Write out every record in full, exactly as written, please.

### Dataset entries
----------

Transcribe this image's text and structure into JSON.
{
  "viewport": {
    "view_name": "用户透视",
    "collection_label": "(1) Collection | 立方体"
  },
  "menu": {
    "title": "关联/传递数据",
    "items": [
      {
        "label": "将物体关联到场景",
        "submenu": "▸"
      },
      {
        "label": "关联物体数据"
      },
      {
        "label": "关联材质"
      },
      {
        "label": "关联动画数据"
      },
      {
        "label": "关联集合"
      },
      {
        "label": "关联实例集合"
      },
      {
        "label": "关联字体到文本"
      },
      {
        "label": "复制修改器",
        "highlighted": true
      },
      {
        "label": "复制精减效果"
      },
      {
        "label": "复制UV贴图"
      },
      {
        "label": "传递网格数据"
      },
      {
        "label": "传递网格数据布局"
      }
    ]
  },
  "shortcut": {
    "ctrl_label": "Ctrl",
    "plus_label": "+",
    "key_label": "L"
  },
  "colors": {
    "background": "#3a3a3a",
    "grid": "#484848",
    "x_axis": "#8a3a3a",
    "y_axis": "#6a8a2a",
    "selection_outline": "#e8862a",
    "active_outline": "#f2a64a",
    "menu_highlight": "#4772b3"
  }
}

----------

### Solution to the problem
Transcribe this image's text and structure into JSON.
{
  "viewport": {
    "view_name": "用户透视",
    "collection_label": "(1) Collection | 立方体"
  },
  "menu": {
    "title": "关联/传递数据",
    "items": [
      {
        "label": "将物体关联到场景",
        "submenu": "▸"
      },
      {
        "label": "关联物体数据"
      },
      {
        "label": "关联材质"
      },
      {
        "label": "关联动画数据"
      },
      {
        "label": "关联集合"
      },
      {
        "label": "关联实例集合"
      },
      {
        "label": "关联字体到文本"
      },
      {
        "label": "复制修改器",
        "highlighted": true
      },
      {
        "label": "复制精减效果"
      },
      {
        "label": "复制UV贴图"
      },
      {
        "label": "传递网格数据"
      },
      {
        "label": "传递网格数据布局"
      }
    ]
  },
  "shortcut": {
    "ctrl_label": "Ctrl",
    "plus_label": "+",
    "key_label": "L"
  },
  "colors": {
    "background": "#3a3a3a",
    "grid": "#484848",
    "x_axis": "#8a3a3a",
    "y_axis": "#6a8a2a",
    "selection_outline": "#e8862a",
    "active_outline": "#f2a64a",
    "menu_highlight": "#4772b3"
  }
}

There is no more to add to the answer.